→ ENTRIES PROVIDED:
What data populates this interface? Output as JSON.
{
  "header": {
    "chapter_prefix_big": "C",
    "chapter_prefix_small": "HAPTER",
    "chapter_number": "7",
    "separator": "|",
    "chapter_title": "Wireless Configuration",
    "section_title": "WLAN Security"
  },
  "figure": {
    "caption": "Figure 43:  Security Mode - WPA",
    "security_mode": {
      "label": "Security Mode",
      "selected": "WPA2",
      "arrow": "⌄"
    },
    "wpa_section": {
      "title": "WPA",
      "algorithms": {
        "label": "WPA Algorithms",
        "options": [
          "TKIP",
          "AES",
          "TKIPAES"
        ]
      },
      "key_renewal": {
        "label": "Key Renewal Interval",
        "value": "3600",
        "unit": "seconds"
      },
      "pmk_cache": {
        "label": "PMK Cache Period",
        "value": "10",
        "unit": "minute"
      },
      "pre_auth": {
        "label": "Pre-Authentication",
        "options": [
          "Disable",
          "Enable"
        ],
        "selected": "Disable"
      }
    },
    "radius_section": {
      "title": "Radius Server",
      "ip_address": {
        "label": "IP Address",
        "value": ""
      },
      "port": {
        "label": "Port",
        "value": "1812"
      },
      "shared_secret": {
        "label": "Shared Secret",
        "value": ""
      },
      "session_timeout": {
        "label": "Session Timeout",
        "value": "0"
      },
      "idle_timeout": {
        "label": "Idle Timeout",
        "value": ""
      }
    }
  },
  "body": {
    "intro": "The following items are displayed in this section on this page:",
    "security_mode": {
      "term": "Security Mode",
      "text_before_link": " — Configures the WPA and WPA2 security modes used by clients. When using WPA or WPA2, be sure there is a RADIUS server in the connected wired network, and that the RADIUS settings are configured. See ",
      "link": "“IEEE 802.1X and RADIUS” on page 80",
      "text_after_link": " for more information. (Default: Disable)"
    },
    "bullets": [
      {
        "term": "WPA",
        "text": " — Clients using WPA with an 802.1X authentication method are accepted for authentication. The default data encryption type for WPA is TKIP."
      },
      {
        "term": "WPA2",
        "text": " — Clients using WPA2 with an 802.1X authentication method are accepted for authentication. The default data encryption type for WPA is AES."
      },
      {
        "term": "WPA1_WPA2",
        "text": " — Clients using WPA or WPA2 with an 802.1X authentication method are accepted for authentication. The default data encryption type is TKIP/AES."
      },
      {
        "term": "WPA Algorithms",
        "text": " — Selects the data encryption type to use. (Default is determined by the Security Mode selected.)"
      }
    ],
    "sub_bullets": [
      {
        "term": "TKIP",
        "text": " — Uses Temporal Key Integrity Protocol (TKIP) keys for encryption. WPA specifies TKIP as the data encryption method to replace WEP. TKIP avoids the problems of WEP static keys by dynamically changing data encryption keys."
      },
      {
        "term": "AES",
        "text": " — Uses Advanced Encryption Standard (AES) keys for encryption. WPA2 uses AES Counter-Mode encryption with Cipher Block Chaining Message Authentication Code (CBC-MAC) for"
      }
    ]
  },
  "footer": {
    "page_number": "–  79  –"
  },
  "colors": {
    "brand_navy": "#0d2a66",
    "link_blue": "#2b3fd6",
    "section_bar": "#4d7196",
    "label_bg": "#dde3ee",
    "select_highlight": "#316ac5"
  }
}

→ GOAL: Select all lines with the word "value" from the entries above.

→ WRITTEN ANSWER:
        "value": "3600",
        "value": "10",
        "value": ""
        "value": "1812"
        "value": ""
        "value": "0"
        "value": ""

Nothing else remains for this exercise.